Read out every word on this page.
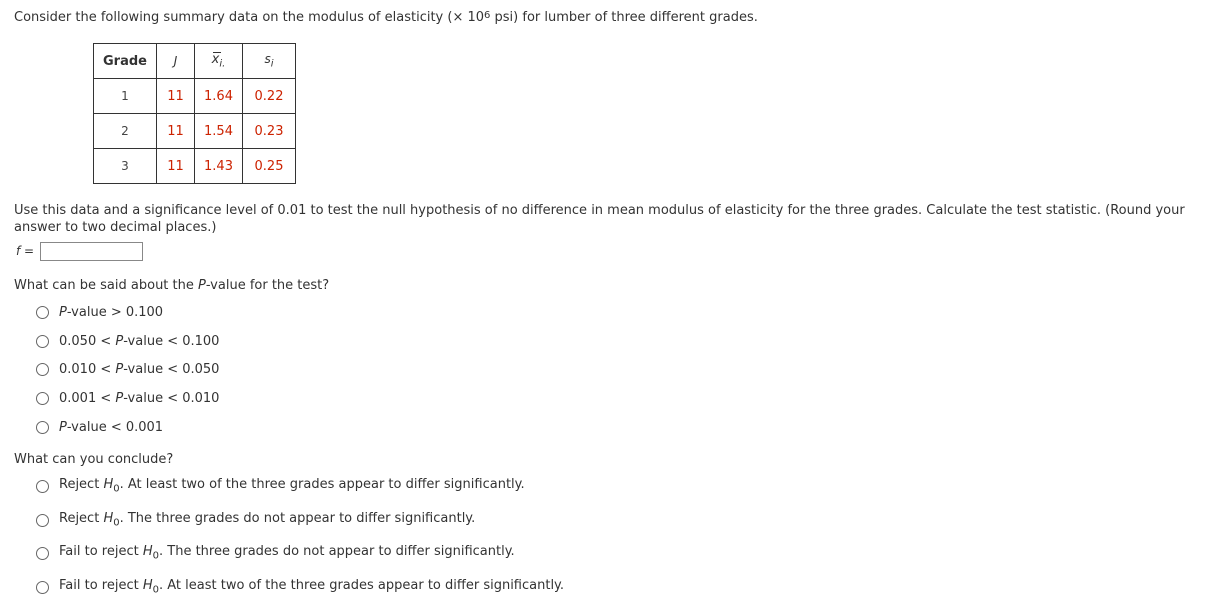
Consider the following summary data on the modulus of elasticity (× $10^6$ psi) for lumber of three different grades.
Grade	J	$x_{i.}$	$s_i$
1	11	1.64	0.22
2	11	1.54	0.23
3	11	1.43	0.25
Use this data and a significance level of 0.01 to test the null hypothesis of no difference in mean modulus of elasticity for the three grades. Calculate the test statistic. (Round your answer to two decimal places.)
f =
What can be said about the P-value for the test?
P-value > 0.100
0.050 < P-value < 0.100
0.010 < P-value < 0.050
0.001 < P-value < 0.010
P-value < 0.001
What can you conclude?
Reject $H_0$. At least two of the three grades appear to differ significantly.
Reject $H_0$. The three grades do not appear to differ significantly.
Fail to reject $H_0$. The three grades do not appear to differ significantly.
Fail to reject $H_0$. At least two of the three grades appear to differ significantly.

○ ○ ○ ○

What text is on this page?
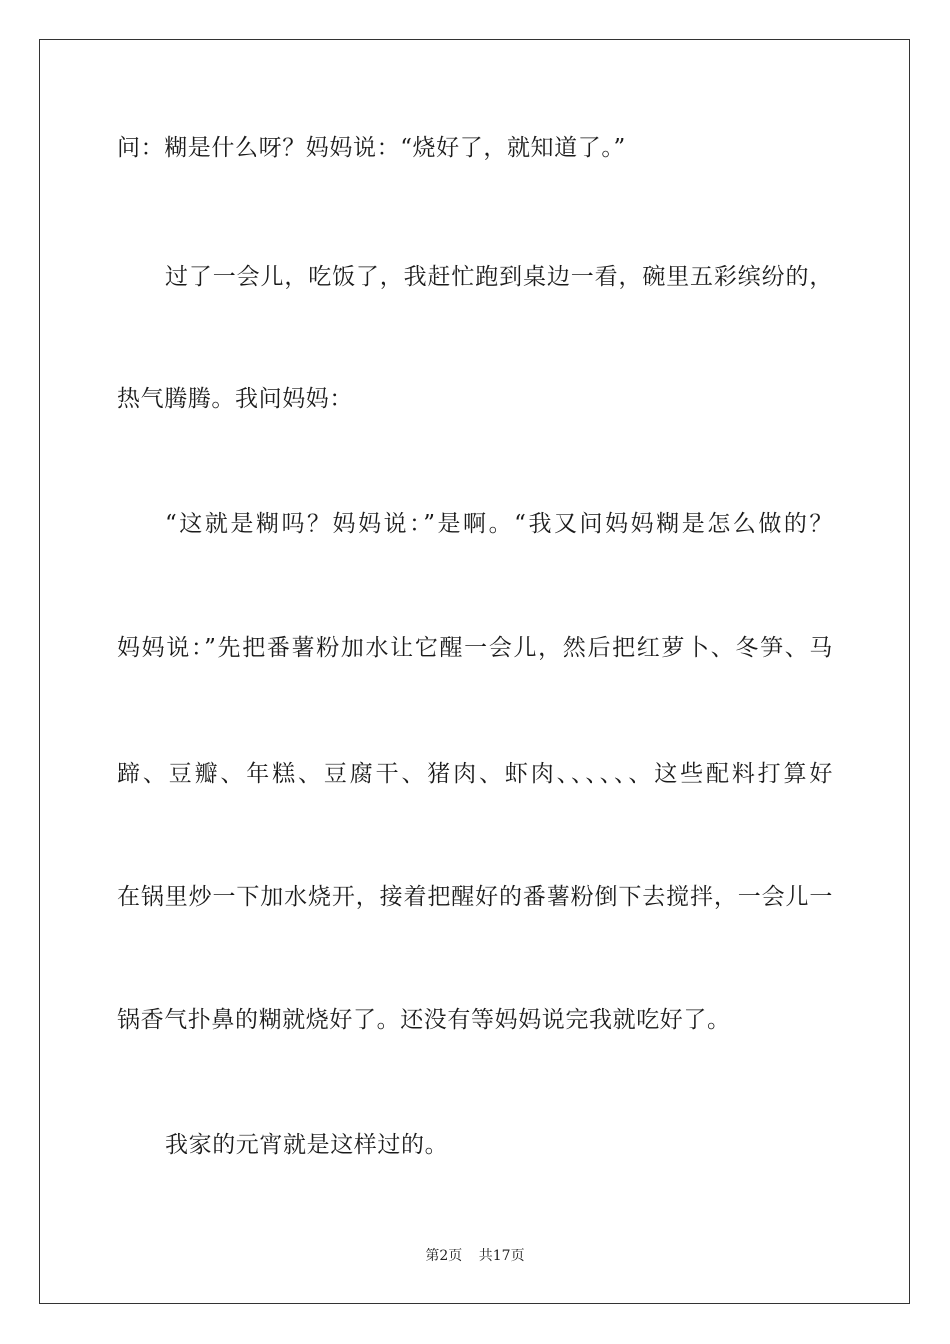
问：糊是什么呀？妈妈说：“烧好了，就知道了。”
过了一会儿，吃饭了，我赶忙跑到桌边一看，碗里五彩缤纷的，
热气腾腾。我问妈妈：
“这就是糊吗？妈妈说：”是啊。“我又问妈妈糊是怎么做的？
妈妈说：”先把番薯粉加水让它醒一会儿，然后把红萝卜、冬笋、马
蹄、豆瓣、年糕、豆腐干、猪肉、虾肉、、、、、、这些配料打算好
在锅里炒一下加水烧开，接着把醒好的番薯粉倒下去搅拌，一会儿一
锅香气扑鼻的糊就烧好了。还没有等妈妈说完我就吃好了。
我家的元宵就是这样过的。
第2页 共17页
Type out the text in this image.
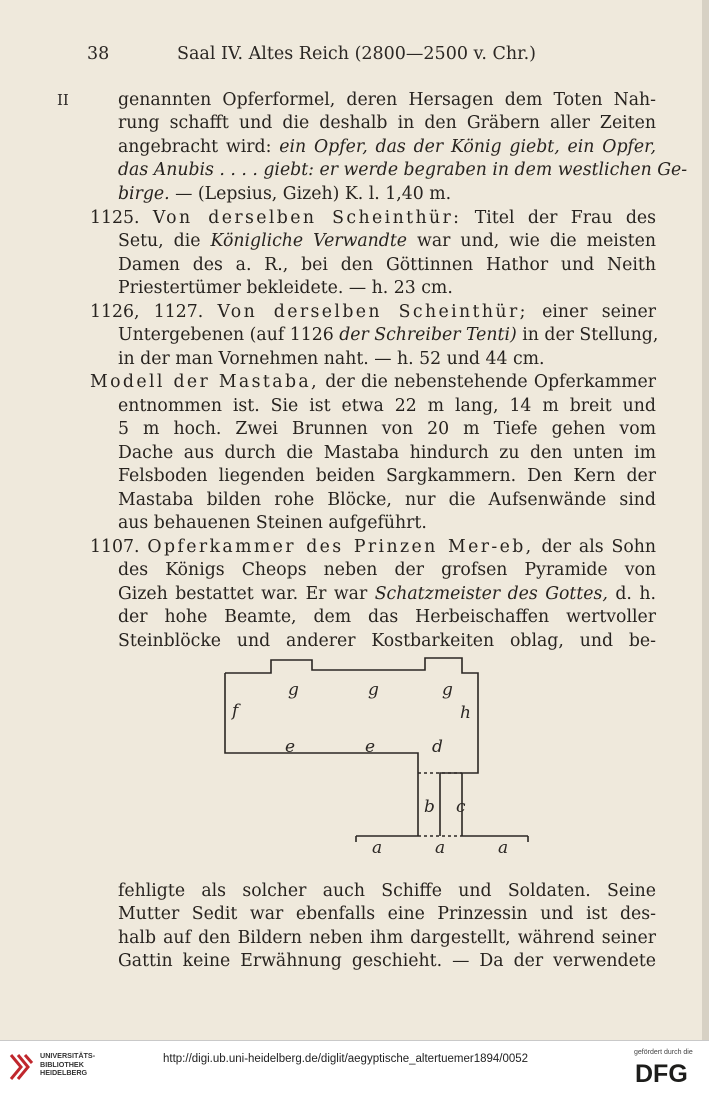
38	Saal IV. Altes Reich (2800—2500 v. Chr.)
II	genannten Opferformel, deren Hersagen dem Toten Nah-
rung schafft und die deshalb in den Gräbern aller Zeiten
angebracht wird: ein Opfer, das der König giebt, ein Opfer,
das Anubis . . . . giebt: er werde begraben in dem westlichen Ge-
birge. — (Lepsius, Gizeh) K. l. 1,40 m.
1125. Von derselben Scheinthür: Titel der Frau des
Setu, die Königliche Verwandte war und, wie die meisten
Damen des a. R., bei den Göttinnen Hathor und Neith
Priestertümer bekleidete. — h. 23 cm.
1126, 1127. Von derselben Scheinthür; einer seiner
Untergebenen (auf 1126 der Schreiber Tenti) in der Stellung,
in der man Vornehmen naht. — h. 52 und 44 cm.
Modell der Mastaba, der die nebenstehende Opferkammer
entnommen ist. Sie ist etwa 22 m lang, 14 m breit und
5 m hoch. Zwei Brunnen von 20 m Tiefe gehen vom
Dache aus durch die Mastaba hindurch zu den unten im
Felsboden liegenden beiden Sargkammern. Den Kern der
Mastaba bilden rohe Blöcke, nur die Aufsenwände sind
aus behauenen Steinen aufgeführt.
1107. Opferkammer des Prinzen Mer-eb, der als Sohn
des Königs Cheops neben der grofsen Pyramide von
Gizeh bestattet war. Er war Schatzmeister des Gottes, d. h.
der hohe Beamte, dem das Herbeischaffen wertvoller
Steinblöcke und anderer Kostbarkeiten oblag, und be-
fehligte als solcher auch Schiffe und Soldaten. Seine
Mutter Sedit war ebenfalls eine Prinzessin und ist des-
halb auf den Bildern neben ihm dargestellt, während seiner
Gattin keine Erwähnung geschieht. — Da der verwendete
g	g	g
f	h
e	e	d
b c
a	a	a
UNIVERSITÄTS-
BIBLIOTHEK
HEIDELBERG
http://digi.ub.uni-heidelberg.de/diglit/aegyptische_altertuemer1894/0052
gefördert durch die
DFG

○ ○ ○ ○

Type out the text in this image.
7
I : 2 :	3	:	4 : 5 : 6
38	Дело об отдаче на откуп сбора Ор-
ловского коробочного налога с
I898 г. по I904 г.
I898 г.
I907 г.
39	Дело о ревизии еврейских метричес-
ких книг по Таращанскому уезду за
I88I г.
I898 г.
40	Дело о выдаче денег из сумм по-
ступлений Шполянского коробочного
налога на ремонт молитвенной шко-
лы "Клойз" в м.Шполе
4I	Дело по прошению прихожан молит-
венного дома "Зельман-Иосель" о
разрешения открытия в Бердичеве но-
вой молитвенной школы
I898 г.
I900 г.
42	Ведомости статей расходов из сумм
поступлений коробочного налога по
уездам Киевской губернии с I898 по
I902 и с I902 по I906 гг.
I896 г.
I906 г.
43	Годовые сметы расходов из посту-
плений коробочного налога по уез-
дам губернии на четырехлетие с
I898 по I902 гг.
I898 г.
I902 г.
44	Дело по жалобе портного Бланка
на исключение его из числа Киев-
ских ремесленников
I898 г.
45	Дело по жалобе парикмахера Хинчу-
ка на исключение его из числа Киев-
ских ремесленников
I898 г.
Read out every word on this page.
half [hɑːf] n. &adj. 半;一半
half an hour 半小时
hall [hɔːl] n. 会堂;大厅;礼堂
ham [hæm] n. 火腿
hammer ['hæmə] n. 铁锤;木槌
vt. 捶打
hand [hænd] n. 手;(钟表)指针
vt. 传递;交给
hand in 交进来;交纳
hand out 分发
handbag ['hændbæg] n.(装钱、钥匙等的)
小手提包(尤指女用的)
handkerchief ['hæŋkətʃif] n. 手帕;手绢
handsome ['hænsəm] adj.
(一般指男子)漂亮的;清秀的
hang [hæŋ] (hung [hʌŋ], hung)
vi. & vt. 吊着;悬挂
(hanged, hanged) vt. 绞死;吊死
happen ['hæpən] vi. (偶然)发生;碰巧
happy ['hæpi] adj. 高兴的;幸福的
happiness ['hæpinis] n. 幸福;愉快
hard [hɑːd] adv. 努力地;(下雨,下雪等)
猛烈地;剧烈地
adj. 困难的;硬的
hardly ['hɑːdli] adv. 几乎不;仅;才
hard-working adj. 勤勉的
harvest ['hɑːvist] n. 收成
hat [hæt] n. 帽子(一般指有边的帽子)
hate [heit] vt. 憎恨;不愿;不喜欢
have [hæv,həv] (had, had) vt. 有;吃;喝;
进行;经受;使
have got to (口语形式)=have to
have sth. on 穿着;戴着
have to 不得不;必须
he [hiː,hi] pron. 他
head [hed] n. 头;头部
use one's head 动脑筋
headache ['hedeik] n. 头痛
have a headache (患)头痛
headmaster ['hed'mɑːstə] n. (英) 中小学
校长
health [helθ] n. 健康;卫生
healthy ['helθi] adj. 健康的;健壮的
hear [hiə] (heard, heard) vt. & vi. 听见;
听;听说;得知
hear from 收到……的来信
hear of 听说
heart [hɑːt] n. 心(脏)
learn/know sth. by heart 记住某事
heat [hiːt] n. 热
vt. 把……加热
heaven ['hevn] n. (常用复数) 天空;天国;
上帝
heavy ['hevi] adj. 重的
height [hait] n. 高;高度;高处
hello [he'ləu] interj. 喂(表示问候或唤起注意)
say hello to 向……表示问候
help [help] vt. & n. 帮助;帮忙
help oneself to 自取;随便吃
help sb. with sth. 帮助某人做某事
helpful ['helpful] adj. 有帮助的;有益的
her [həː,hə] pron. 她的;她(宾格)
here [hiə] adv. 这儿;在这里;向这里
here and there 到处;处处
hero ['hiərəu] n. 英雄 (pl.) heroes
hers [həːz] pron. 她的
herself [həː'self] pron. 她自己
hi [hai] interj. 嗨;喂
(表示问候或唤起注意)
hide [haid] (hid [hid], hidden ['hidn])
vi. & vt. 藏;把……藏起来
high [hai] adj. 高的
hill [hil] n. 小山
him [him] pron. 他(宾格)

○ ○ ○ ○

[TASK DESCRIPTION] Say, as a single number and nothing more, how many lines of the entries contain the word "durch".

[WRITTEN REPLY] 2